■ **PROMPT**: Starting at the line containing "site-title[interactable]: 学习日记 [105, 312, 249, 364]" and ending with the line containing "email-text: 电子邮件： dashing.meng(AT)gmail(DOT)com", rename "interactable" to "clickable" and give those lines back with nothing else changed.

Stored entries
:::

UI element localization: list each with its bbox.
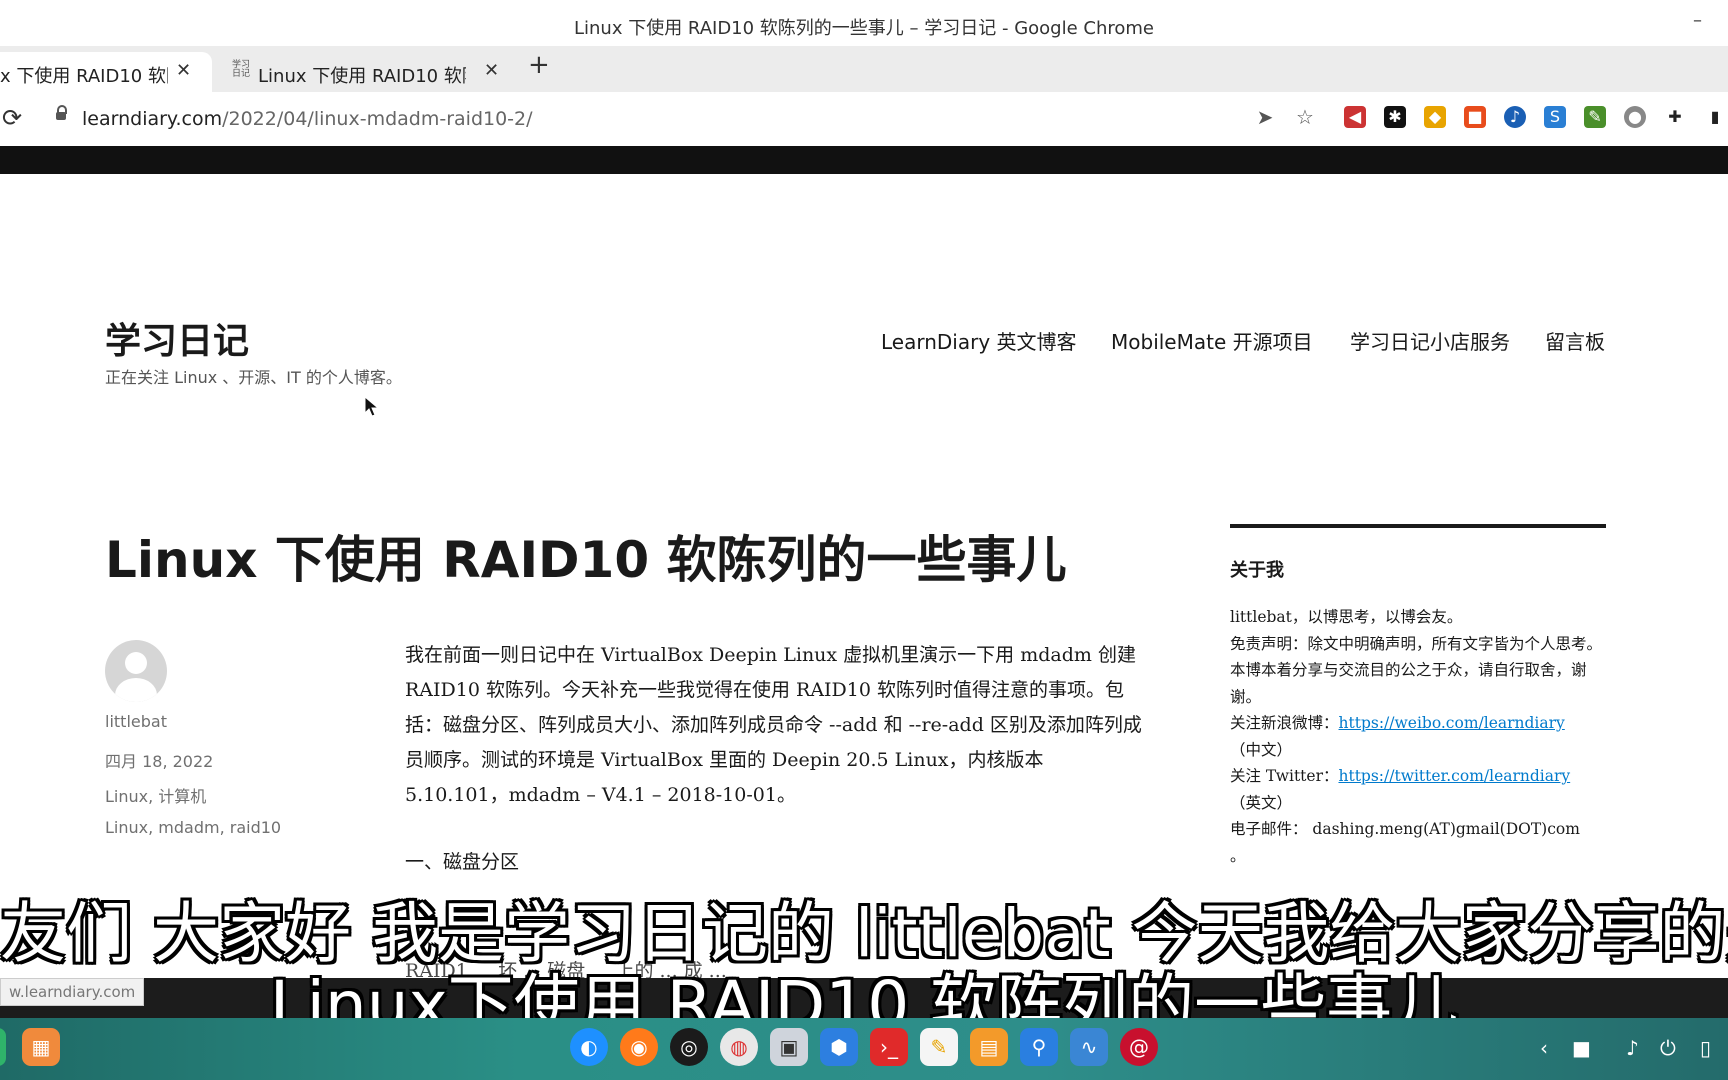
site-title[interactable]: 学习日记 [105, 312, 249, 364]
minimize-button[interactable]: – [1693, 10, 1702, 31]
url-path: /2022/04/linux-mdadm-raid10-2/ [222, 108, 533, 130]
email-tail: 。 [1230, 846, 1246, 865]
disclaimer-text: 免责声明：除文中明确声明，所有文字皆为个人思考。本博本着分享与交流目的公之于众，… [1230, 634, 1603, 706]
chrome-icon[interactable]: ◍ [720, 1028, 758, 1066]
camera-lens-icon[interactable]: ◎ [670, 1028, 708, 1066]
email-text: 电子邮件： dashing.meng(AT)gmail(DOT)com [1230, 820, 1580, 838]
window-title: Linux 下使用 RAID10 软陈列的一些事儿 – 学习日记 - Googl… [573, 18, 1154, 39]
weibo-link[interactable]: https://weibo.com/learndiary [1339, 714, 1565, 732]
edge-icon[interactable]: ◐ [570, 1028, 608, 1066]
site-top-bar [0, 146, 1728, 174]
twitter-label: 关注 Twitter： [1230, 767, 1339, 785]
new-tab-button[interactable]: + [528, 50, 550, 80]
author-avatar[interactable] [105, 640, 167, 702]
post-title[interactable]: Linux 下使用 RAID10 软陈列的一些事儿 [105, 520, 1067, 592]
music-extension-icon[interactable]: ♪ [1504, 106, 1526, 128]
nav-item-shop[interactable]: 学习日记小店服务 [1350, 326, 1510, 355]
taskbar-dock: ▦ ◐ ◉ ◎ ◍ ▣ ⬢ ›_ ✎ ▤ ⚲ ∿ @ ‹ ■ ♪ ⏻ ▯ [0, 1018, 1728, 1080]
paint-extension-icon[interactable]: ✎ [1584, 106, 1606, 128]
post-categories[interactable]: Linux, 计算机 [105, 783, 206, 807]
paw-extension-icon[interactable]: ✱ [1384, 106, 1406, 128]
tab-label: x 下使用 RAID10 软陈列 [0, 66, 168, 87]
announce-extension-icon[interactable]: ◀ [1344, 106, 1366, 128]
address-toolbar: ⟳ learndiary.com/2022/04/linux-mdadm-rai… [0, 92, 1728, 147]
weibo-label: 关注新浪微博： [1230, 714, 1339, 732]
terminal-icon[interactable]: ›_ [870, 1028, 908, 1066]
weibo-note: （中文） [1230, 740, 1293, 759]
close-icon[interactable]: ✕ [176, 60, 191, 81]
post-date[interactable]: 四月 18, 2022 [105, 748, 213, 772]
translate-extension-icon[interactable]: ■ [1464, 106, 1486, 128]
multitask-icon[interactable]: ▦ [22, 1028, 60, 1066]
mouse-cursor-icon [364, 396, 380, 417]
store-bag-icon[interactable]: ▤ [970, 1028, 1008, 1066]
tab-label: Linux 下使用 RAID10 软陈列 [258, 66, 466, 87]
site-favicon-icon: 学习 日记 [232, 60, 251, 79]
camera-icon[interactable]: ▣ [770, 1028, 808, 1066]
debian-icon[interactable]: @ [1120, 1028, 1158, 1066]
monitor-icon[interactable]: ∿ [1070, 1028, 1108, 1066]
bookmark-star-icon[interactable]: ☆ [1294, 106, 1316, 128]
close-icon[interactable]: ✕ [484, 60, 499, 81]
app-store-icon[interactable]: ⬢ [820, 1028, 858, 1066]
widget-divider [1230, 524, 1606, 528]
address-bar[interactable]: learndiary.com/2022/04/linux-mdadm-raid1… [82, 108, 533, 130]
tab-active[interactable]: x 下使用 RAID10 软陈列 ✕ [0, 52, 212, 92]
post-intro: 我在前面一则日记中在 VirtualBox Deepin Linux 虚拟机里演… [405, 644, 1142, 806]
tab-inactive[interactable]: 学习日记 Linux 下使用 RAID10 软陈列 ✕ [214, 52, 504, 92]
nav-item-mobilemate[interactable]: MobileMate 开源项目 [1111, 326, 1313, 355]
side-panel-icon[interactable]: ▮ [1704, 106, 1726, 128]
widget-title: 关于我 [1230, 560, 1284, 581]
rss-extension-icon[interactable]: ◆ [1424, 106, 1446, 128]
twitter-note: （英文） [1230, 793, 1293, 812]
about-widget: littlebat，以博思考，以博会友。 免责声明：除文中明确声明，所有文字皆为… [1230, 604, 1606, 869]
circle-extension-icon[interactable]: ● [1624, 106, 1646, 128]
chevron-left-icon[interactable]: ‹ [1540, 1036, 1548, 1060]
post-author[interactable]: littlebat [105, 712, 167, 731]
post-tags[interactable]: Linux, mdadm, raid10 [105, 818, 281, 837]
twitter-link[interactable]: https://twitter.com/learndiary [1338, 767, 1570, 785]
bell-icon[interactable]: ♪ [1626, 1036, 1639, 1060]
lock-icon[interactable] [56, 105, 67, 120]
editor-icon[interactable]: ✎ [920, 1028, 958, 1066]
post-content: 我在前面一则日记中在 VirtualBox Deepin Linux 虚拟机里演… [405, 638, 1145, 880]
trash-icon[interactable]: ▯ [1700, 1036, 1711, 1060]
video-camera-icon[interactable]: ■ [1572, 1036, 1591, 1060]
launcher-icon[interactable] [0, 1028, 6, 1066]
screenshot-extension-icon[interactable]: S [1544, 106, 1566, 128]
site-tagline: 正在关注 Linux 、开源、IT 的个人博客。 [105, 368, 402, 387]
reload-icon[interactable]: ⟳ [2, 104, 22, 132]
nav-item-guestbook[interactable]: 留言板 [1545, 326, 1605, 355]
section-heading: 一、磁盘分区 [405, 851, 520, 873]
tab-strip: x 下使用 RAID10 软陈列 ✕ 学习日记 Linux 下使用 RAID10… [0, 46, 1728, 92]
window-titlebar: Linux 下使用 RAID10 软陈列的一些事儿 – 学习日记 - Googl… [0, 0, 1728, 46]
send-icon[interactable]: ➤ [1254, 106, 1276, 128]
about-line: littlebat，以博思考，以博会友。 [1230, 608, 1463, 626]
nav-item-english-blog[interactable]: LearnDiary 英文博客 [881, 326, 1077, 355]
firefox-icon[interactable]: ◉ [620, 1028, 658, 1066]
puzzle-extensions-icon[interactable]: ✚ [1664, 106, 1686, 128]
finder-icon[interactable]: ⚲ [1020, 1028, 1058, 1066]
power-icon[interactable]: ⏻ [1660, 1036, 1676, 1060]
url-domain: learndiary.com [82, 108, 223, 130]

:::

■ **EXERCISE RESPONSE**:
site-title[clickable]: 学习日记 [105, 312, 249, 364]
minimize-button[clickable]: – [1693, 10, 1702, 31]
url-path: /2022/04/linux-mdadm-raid10-2/ [222, 108, 533, 130]
email-tail: 。 [1230, 846, 1246, 865]
disclaimer-text: 免责声明：除文中明确声明，所有文字皆为个人思考。本博本着分享与交流目的公之于众，… [1230, 634, 1603, 706]
chrome-icon[clickable]: ◍ [720, 1028, 758, 1066]
camera-lens-icon[clickable]: ◎ [670, 1028, 708, 1066]
email-text: 电子邮件： dashing.meng(AT)gmail(DOT)com [1230, 820, 1580, 838]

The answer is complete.